## Your task
Show, in full, each line of the data that contains "barrels".

Figure record extracts:
◇ ◇ ◇
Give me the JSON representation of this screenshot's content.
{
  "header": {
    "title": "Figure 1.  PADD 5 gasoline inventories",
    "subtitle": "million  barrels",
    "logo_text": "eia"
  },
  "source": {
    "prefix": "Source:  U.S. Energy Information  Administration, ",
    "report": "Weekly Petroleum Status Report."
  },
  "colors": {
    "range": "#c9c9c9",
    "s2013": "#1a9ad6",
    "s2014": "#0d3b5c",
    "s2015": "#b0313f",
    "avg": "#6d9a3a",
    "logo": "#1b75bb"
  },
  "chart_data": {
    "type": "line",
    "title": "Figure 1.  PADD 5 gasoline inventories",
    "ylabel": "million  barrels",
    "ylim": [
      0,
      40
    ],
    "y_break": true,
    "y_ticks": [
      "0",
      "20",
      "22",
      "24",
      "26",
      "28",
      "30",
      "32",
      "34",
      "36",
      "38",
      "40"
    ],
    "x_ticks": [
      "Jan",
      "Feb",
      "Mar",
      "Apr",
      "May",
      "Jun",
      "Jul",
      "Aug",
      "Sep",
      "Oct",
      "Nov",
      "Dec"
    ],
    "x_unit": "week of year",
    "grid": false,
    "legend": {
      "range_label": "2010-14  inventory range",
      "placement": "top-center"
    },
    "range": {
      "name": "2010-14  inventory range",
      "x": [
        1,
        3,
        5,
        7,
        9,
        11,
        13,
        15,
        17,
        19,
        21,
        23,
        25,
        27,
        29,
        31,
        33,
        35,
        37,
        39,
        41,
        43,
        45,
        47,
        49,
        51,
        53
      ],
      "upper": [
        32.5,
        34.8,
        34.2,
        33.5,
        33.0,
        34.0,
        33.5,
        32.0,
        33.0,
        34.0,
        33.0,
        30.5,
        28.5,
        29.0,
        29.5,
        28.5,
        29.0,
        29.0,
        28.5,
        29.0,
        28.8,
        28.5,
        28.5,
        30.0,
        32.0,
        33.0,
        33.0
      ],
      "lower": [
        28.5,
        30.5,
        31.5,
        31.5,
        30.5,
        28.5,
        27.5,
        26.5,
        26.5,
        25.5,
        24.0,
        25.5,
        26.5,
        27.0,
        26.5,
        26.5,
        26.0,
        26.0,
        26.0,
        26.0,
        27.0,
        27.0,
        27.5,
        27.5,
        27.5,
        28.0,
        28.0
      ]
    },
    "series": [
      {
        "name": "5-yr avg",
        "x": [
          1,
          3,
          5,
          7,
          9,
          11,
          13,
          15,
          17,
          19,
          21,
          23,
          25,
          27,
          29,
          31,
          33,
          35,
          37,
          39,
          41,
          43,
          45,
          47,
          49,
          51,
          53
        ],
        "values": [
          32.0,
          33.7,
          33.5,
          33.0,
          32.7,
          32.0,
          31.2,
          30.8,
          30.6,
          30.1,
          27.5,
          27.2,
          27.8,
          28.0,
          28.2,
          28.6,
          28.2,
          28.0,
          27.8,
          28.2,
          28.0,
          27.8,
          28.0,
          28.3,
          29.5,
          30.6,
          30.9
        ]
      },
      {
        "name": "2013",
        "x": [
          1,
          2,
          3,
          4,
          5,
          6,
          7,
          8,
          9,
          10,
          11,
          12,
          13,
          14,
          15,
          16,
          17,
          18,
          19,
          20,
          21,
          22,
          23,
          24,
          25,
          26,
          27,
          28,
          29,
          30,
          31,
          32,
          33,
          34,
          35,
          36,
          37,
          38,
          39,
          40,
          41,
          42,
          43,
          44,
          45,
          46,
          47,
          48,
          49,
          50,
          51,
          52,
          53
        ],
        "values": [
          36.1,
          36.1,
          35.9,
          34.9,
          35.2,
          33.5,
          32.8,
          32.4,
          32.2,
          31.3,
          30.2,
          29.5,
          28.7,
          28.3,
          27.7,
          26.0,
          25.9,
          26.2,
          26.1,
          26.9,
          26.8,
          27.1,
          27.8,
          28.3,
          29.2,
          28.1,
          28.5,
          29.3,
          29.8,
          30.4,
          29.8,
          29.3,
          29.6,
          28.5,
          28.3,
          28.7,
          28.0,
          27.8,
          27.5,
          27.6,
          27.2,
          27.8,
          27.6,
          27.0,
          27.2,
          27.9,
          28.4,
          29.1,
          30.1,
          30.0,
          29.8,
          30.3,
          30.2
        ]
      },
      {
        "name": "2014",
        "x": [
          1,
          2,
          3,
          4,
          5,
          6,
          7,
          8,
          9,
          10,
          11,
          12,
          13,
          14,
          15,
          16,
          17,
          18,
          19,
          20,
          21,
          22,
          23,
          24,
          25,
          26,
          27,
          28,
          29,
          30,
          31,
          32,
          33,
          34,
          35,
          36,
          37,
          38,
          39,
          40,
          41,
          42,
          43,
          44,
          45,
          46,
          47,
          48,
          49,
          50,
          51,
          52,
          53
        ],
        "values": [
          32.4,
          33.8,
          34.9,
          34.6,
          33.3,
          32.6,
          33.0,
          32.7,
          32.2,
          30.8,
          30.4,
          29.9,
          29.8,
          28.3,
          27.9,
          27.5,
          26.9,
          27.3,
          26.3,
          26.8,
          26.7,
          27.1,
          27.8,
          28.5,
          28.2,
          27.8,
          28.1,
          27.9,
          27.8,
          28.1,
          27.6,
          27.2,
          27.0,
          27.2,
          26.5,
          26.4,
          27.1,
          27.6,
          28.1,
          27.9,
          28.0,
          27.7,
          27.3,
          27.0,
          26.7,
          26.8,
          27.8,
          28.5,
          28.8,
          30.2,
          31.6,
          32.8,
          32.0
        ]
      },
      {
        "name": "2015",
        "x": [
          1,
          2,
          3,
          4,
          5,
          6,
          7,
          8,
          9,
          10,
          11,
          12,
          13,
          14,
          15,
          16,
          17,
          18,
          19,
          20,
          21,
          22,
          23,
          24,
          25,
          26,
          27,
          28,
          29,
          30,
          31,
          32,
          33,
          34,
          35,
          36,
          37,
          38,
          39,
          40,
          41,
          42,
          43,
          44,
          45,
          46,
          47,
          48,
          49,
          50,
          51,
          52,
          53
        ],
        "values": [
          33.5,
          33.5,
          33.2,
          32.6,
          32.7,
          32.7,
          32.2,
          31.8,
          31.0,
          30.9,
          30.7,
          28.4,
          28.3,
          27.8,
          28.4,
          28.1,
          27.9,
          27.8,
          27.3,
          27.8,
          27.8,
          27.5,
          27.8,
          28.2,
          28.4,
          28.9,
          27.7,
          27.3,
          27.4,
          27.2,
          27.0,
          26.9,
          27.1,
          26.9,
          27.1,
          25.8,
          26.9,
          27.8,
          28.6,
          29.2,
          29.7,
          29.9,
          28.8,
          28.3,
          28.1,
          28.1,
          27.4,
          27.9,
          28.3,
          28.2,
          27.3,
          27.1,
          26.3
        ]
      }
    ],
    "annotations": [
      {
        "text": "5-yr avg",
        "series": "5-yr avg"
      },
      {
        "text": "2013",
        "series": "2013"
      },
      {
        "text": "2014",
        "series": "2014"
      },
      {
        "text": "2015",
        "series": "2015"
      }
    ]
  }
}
◇ ◇ ◇
## Answer in full
    "subtitle": "million  barrels",
    "ylabel": "million  barrels",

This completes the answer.